Dataset items:
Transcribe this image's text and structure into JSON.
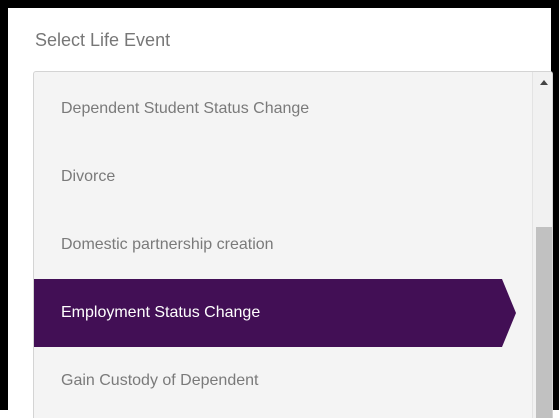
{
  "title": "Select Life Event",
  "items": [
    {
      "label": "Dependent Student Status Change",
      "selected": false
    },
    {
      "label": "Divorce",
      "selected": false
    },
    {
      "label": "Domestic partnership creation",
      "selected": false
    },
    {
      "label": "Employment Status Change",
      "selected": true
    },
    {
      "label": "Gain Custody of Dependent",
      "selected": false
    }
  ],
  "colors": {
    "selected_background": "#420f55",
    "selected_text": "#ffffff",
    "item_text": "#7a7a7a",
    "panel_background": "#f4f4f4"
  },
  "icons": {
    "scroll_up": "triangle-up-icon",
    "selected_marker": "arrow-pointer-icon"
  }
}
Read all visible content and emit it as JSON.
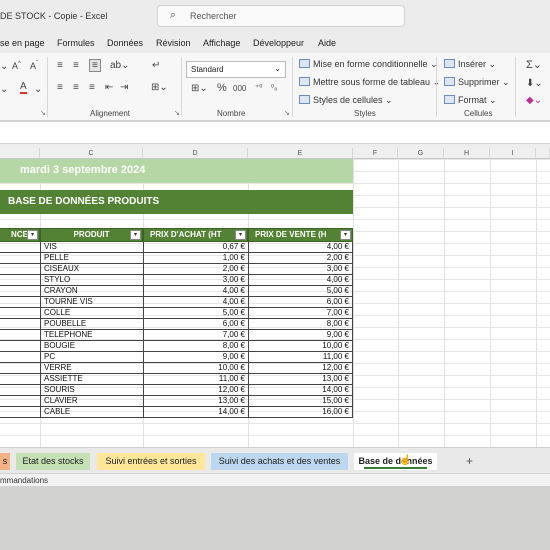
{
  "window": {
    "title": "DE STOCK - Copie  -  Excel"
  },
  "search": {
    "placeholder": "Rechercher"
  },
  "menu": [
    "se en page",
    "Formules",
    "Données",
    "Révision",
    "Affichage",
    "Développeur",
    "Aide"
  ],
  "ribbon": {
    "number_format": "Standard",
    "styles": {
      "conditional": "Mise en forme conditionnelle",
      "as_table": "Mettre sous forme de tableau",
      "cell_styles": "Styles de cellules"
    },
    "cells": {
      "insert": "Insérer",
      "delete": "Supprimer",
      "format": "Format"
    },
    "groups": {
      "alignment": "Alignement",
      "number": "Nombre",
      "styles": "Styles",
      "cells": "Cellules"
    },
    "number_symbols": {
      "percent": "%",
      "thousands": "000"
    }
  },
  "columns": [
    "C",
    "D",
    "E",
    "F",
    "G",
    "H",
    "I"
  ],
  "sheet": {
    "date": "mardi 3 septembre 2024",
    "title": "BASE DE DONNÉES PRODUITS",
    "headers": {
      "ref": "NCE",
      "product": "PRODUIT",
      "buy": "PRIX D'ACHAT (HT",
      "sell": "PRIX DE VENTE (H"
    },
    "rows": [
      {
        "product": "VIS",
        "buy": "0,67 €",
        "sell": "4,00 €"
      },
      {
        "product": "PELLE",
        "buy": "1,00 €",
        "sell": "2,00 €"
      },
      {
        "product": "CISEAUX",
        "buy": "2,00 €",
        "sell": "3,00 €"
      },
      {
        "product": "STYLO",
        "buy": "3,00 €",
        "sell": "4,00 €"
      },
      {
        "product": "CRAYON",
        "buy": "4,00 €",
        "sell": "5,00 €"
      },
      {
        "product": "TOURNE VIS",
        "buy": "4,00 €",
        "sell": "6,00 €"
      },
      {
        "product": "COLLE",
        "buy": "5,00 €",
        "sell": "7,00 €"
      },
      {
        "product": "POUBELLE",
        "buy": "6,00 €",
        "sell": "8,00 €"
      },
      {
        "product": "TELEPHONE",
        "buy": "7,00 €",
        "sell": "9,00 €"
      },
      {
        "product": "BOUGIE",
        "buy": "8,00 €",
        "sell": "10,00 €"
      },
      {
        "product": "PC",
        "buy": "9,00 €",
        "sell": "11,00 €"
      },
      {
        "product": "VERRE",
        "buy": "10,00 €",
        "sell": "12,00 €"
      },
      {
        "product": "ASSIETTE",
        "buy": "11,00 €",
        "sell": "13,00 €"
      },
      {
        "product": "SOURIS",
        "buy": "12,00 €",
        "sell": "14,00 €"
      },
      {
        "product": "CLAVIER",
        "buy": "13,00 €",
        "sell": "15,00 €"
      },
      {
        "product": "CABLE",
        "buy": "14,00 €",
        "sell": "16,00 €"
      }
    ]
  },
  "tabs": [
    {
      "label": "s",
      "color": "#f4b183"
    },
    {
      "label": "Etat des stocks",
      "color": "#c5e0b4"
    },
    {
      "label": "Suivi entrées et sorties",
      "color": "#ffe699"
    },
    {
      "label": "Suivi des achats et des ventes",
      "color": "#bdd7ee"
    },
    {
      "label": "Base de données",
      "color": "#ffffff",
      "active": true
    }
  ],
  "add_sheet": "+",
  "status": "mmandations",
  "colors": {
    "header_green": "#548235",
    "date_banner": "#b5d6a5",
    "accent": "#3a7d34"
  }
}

▸ EXERCISE DETAILS: Make an exact copy of the listing above. Do not include the pictures.

▸ TASK RESULT:
Transcribe this image's text and structure into JSON.
{
  "title": "Select Life Event",
  "items": [
    {
      "label": "Dependent Student Status Change",
      "selected": false
    },
    {
      "label": "Divorce",
      "selected": false
    },
    {
      "label": "Domestic partnership creation",
      "selected": false
    },
    {
      "label": "Employment Status Change",
      "selected": true
    },
    {
      "label": "Gain Custody of Dependent",
      "selected": false
    }
  ],
  "colors": {
    "selected_background": "#420f55",
    "selected_text": "#ffffff",
    "item_text": "#7a7a7a",
    "panel_background": "#f4f4f4"
  },
  "icons": {
    "scroll_up": "triangle-up-icon",
    "selected_marker": "arrow-pointer-icon"
  }
}
Read all visible content and emit it as JSON.
{
  "window": {
    "title": "DE STOCK - Copie  -  Excel"
  },
  "search": {
    "placeholder": "Rechercher"
  },
  "menu": [
    "se en page",
    "Formules",
    "Données",
    "Révision",
    "Affichage",
    "Développeur",
    "Aide"
  ],
  "ribbon": {
    "number_format": "Standard",
    "styles": {
      "conditional": "Mise en forme conditionnelle",
      "as_table": "Mettre sous forme de tableau",
      "cell_styles": "Styles de cellules"
    },
    "cells": {
      "insert": "Insérer",
      "delete": "Supprimer",
      "format": "Format"
    },
    "groups": {
      "alignment": "Alignement",
      "number": "Nombre",
      "styles": "Styles",
      "cells": "Cellules"
    },
    "number_symbols": {
      "percent": "%",
      "thousands": "000"
    }
  },
  "columns": [
    "C",
    "D",
    "E",
    "F",
    "G",
    "H",
    "I"
  ],
  "sheet": {
    "date": "mardi 3 septembre 2024",
    "title": "BASE DE DONNÉES PRODUITS",
    "headers": {
      "ref": "NCE",
      "product": "PRODUIT",
      "buy": "PRIX D'ACHAT (HT",
      "sell": "PRIX DE VENTE (H"
    },
    "rows": [
      {
        "product": "VIS",
        "buy": "0,67 €",
        "sell": "4,00 €"
      },
      {
        "product": "PELLE",
        "buy": "1,00 €",
        "sell": "2,00 €"
      },
      {
        "product": "CISEAUX",
        "buy": "2,00 €",
        "sell": "3,00 €"
      },
      {
        "product": "STYLO",
        "buy": "3,00 €",
        "sell": "4,00 €"
      },
      {
        "product": "CRAYON",
        "buy": "4,00 €",
        "sell": "5,00 €"
      },
      {
        "product": "TOURNE VIS",
        "buy": "4,00 €",
        "sell": "6,00 €"
      },
      {
        "product": "COLLE",
        "buy": "5,00 €",
        "sell": "7,00 €"
      },
      {
        "product": "POUBELLE",
        "buy": "6,00 €",
        "sell": "8,00 €"
      },
      {
        "product": "TELEPHONE",
        "buy": "7,00 €",
        "sell": "9,00 €"
      },
      {
        "product": "BOUGIE",
        "buy": "8,00 €",
        "sell": "10,00 €"
      },
      {
        "product": "PC",
        "buy": "9,00 €",
        "sell": "11,00 €"
      },
      {
        "product": "VERRE",
        "buy": "10,00 €",
        "sell": "12,00 €"
      },
      {
        "product": "ASSIETTE",
        "buy": "11,00 €",
        "sell": "13,00 €"
      },
      {
        "product": "SOURIS",
        "buy": "12,00 €",
        "sell": "14,00 €"
      },
      {
        "product": "CLAVIER",
        "buy": "13,00 €",
        "sell": "15,00 €"
      },
      {
        "product": "CABLE",
        "buy": "14,00 €",
        "sell": "16,00 €"
      }
    ]
  },
  "tabs": [
    {
      "label": "s",
      "color": "#f4b183"
    },
    {
      "label": "Etat des stocks",
      "color": "#c5e0b4"
    },
    {
      "label": "Suivi entrées et sorties",
      "color": "#ffe699"
    },
    {
      "label": "Suivi des achats et des ventes",
      "color": "#bdd7ee"
    },
    {
      "label": "Base de données",
      "color": "#ffffff",
      "active": true
    }
  ],
  "add_sheet": "+",
  "status": "mmandations",
  "colors": {
    "header_green": "#548235",
    "date_banner": "#b5d6a5",
    "accent": "#3a7d34"
  }
}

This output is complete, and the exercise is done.